**THE REQUEST:** Pick out every line that holds the string "Machines" and copy it.

• • • • • • •

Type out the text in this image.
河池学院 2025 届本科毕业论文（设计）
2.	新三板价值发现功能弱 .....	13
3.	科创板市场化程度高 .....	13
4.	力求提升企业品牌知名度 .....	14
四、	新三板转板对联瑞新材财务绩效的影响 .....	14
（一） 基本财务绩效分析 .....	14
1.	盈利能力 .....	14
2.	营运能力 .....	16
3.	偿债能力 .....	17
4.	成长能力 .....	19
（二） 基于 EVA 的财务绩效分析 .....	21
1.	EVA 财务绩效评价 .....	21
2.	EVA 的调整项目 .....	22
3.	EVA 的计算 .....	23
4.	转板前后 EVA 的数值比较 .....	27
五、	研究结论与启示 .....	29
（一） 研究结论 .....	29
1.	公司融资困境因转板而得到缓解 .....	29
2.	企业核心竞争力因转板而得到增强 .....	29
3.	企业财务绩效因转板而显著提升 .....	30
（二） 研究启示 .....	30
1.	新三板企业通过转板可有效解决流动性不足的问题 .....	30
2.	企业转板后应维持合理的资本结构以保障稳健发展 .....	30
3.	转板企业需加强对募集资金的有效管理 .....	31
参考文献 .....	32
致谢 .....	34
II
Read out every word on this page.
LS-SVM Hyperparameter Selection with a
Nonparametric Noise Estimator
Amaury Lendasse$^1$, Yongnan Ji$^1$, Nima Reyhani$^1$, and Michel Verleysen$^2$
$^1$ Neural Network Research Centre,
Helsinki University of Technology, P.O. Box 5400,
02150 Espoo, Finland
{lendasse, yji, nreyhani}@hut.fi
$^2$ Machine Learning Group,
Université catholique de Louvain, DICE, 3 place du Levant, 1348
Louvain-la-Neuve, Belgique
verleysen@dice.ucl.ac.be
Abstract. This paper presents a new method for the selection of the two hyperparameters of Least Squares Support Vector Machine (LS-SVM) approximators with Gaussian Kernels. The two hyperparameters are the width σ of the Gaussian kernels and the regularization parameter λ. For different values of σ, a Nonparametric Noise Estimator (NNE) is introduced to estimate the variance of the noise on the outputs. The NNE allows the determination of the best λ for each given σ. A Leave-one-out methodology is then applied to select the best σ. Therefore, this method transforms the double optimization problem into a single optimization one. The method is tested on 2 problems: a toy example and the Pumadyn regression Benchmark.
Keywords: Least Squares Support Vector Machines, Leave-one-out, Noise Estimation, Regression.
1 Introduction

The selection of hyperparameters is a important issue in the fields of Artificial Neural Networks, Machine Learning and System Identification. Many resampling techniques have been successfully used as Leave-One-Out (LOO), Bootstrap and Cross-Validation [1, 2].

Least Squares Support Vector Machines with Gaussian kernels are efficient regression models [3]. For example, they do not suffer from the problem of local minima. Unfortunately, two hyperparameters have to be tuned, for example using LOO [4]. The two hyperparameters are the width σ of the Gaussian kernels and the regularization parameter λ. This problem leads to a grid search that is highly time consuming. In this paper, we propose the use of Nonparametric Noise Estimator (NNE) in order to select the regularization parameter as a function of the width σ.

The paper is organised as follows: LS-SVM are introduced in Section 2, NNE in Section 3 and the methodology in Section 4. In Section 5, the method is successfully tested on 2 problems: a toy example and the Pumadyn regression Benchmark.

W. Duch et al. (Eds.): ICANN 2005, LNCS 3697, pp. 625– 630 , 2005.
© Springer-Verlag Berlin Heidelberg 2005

• • • • • • •

**RESPONSE TO THE TASK:**
Keywords: Least Squares Support Vector Machines, Leave-one-out, Noise Estimation, Regression.
Least Squares Support Vector Machines with Gaussian kernels are efficient regression models [3]. For example, they do not suffer from the problem of local minima. Unfortunately, two hyperparameters have to be tuned, for example using LOO [4]. The two hyperparameters are the width σ of the Gaussian kernels and the regularization parameter λ. This problem leads to a grid search that is highly time consuming. In this paper, we propose the use of Nonparametric Noise Estimator (NNE) in order to select the regularization parameter as a function of the width σ.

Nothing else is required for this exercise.